▸ **DIRECTIONS**:
Show each line that has the string "Lučenci" in it.
┌──
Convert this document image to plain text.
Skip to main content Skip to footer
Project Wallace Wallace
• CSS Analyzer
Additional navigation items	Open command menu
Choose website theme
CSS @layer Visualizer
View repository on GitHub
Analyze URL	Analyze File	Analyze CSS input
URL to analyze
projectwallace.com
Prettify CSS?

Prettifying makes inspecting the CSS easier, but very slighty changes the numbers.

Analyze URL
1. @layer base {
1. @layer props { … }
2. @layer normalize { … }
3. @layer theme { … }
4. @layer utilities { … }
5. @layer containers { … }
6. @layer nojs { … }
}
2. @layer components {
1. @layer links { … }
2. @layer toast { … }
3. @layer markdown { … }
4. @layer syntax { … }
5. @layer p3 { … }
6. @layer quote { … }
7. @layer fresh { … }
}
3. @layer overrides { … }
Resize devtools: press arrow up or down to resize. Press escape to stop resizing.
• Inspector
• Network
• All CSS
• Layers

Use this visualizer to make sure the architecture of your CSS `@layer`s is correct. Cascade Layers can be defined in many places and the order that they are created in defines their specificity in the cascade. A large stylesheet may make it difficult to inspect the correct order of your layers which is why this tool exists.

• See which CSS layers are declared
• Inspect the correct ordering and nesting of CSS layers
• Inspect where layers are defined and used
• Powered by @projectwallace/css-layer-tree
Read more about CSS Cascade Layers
└──
┌──
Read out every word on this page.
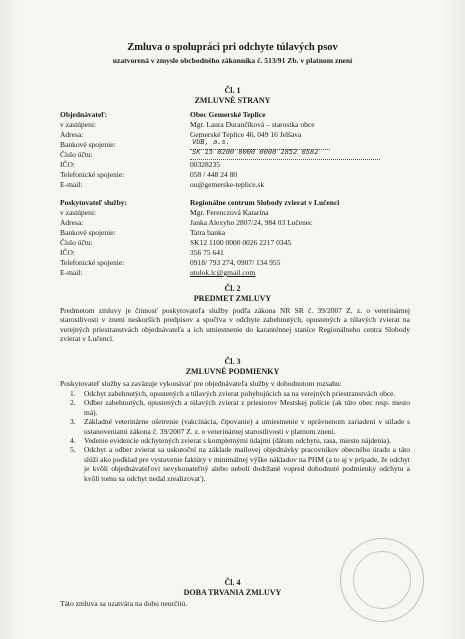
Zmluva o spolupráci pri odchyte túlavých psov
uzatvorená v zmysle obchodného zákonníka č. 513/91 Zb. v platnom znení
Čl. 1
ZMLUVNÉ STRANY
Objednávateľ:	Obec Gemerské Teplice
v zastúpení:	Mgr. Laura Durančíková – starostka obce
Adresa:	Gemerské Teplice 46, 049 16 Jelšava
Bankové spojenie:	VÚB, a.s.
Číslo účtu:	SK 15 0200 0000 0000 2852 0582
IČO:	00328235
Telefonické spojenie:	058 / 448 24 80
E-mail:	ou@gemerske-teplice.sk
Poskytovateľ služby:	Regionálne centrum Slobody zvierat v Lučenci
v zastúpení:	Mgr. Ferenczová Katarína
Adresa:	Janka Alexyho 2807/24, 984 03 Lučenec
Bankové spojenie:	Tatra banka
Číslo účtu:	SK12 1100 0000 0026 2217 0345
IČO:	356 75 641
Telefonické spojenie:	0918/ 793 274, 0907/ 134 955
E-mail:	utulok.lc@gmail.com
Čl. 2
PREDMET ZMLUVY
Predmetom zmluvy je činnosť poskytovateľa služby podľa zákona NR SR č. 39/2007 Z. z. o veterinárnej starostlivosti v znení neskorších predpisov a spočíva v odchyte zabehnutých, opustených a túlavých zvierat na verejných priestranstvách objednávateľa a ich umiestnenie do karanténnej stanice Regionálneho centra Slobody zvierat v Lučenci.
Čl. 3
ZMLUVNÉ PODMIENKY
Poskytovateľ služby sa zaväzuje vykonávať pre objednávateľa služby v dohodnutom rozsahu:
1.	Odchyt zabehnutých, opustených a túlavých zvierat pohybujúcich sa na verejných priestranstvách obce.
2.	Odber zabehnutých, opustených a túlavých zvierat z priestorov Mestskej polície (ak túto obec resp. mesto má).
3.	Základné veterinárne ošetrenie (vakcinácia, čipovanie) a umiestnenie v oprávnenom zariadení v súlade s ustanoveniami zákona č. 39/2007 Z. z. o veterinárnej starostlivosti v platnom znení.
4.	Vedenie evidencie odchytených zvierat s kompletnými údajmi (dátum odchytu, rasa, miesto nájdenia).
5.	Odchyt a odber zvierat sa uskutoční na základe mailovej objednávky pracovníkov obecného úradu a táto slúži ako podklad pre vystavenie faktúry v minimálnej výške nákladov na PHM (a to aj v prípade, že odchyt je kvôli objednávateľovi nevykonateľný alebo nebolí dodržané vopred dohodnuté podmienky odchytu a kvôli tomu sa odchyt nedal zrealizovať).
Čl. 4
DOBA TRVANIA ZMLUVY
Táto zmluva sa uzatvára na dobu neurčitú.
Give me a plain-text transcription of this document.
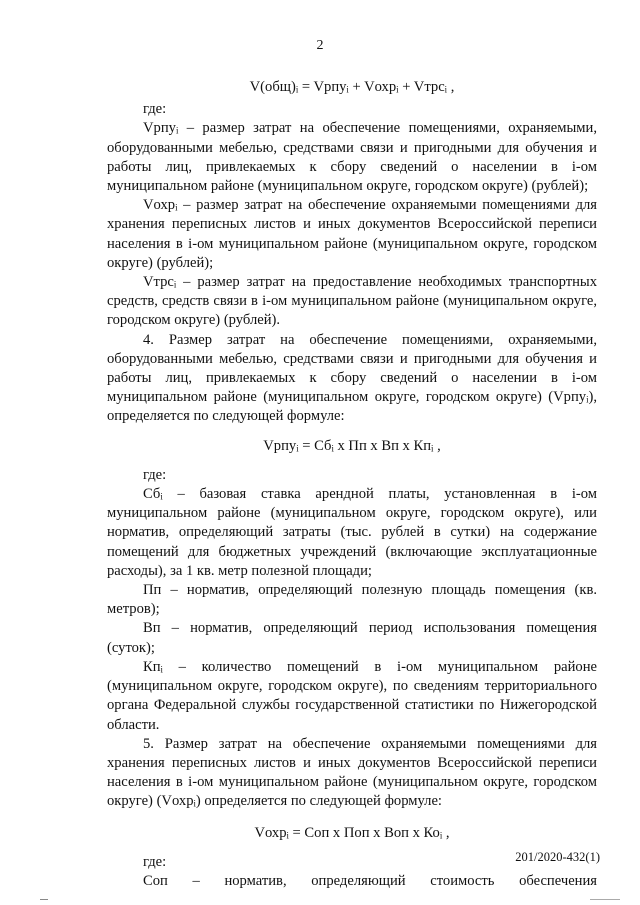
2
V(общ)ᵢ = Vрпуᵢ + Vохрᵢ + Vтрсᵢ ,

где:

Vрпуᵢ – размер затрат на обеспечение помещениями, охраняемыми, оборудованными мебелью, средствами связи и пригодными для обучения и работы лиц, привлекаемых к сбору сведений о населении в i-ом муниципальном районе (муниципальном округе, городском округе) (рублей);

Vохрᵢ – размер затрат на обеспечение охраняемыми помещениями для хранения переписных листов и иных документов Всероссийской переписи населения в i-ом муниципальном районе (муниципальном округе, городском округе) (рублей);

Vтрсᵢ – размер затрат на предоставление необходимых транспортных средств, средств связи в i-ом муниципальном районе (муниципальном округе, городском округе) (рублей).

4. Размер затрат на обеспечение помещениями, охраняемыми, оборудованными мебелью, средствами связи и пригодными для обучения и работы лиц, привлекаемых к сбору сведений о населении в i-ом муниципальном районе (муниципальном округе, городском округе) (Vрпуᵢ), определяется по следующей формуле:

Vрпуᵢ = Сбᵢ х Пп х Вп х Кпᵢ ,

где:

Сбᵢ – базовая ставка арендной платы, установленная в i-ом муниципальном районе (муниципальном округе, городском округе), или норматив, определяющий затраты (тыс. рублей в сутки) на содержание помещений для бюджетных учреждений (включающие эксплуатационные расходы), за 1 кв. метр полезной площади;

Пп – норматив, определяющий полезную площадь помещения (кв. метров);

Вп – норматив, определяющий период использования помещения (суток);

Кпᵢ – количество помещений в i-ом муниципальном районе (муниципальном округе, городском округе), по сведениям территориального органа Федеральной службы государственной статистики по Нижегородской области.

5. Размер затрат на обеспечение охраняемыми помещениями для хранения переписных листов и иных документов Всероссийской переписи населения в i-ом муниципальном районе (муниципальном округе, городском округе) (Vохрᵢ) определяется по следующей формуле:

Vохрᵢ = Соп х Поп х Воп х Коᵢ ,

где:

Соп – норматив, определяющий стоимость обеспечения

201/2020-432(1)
└──
┌──
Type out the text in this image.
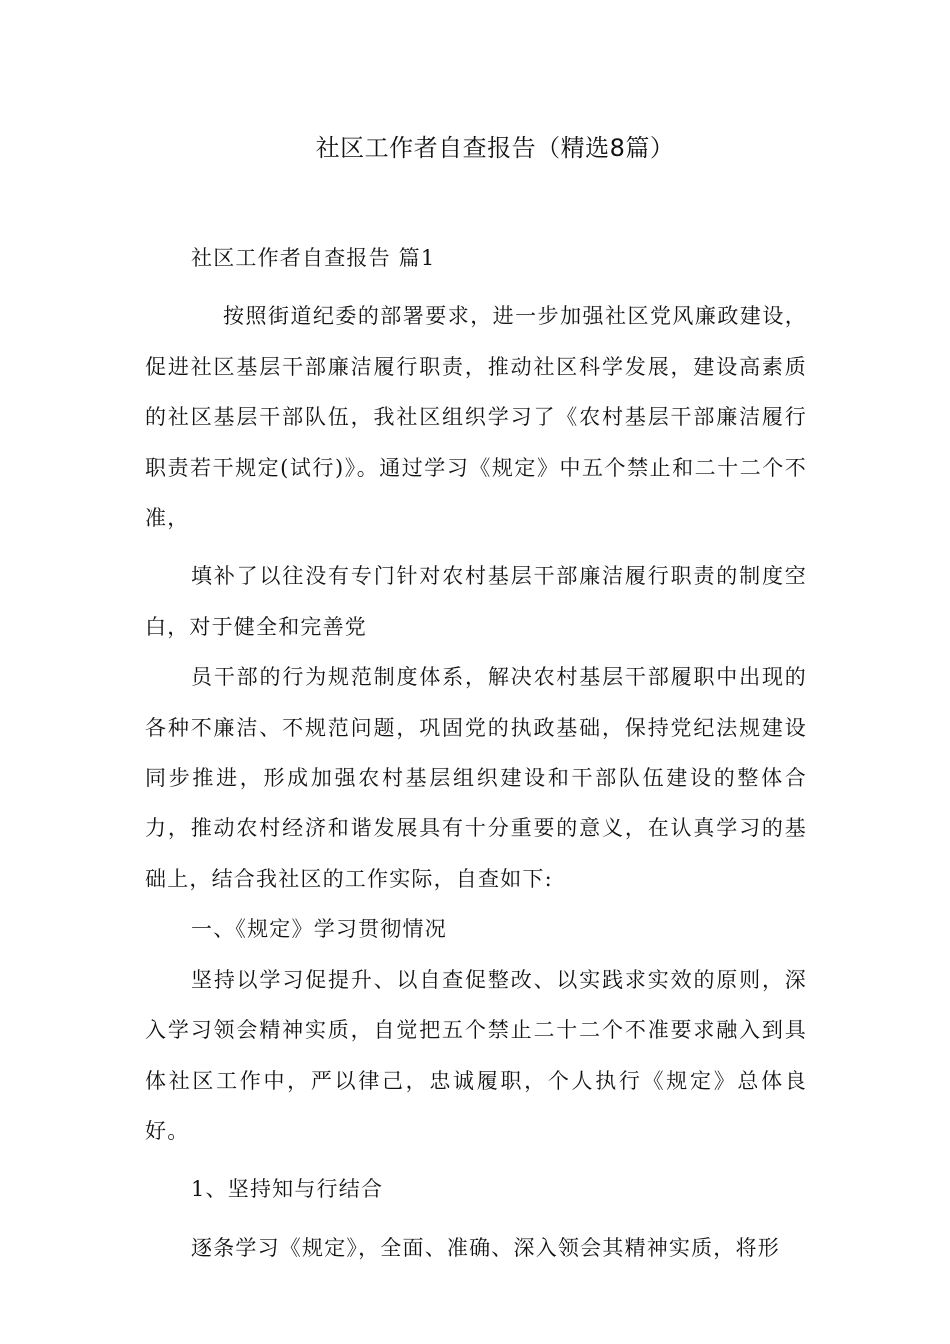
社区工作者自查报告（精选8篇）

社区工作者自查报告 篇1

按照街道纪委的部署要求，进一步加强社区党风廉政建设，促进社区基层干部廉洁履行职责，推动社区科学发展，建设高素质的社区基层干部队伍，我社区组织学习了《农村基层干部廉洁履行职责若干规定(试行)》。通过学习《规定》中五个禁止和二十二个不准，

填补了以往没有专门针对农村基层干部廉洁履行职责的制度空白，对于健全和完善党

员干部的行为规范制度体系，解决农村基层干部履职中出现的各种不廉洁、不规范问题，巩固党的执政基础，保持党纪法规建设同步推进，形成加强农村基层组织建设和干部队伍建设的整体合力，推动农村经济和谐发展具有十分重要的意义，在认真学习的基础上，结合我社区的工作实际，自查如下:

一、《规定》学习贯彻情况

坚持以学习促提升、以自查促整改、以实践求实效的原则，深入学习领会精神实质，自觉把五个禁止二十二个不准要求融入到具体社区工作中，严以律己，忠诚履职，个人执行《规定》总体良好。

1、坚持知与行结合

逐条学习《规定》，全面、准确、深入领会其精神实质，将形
└──
▸ **SOLUTION TO THE EXERCISE**:
Poskytovateľ služby:	Regionálne centrum Slobody zvierat v Lučenci
Predmetom zmluvy je činnosť poskytovateľa služby podľa zákona NR SR č. 39/2007 Z. z. o veterinárnej starostlivosti v znení neskorších predpisov a spočíva v odchyte zabehnutých, opustených a túlavých zvierat na verejných priestranstvách objednávateľa a ich umiestnenie do karanténnej stanice Regionálneho centra Slobody zvierat v Lučenci.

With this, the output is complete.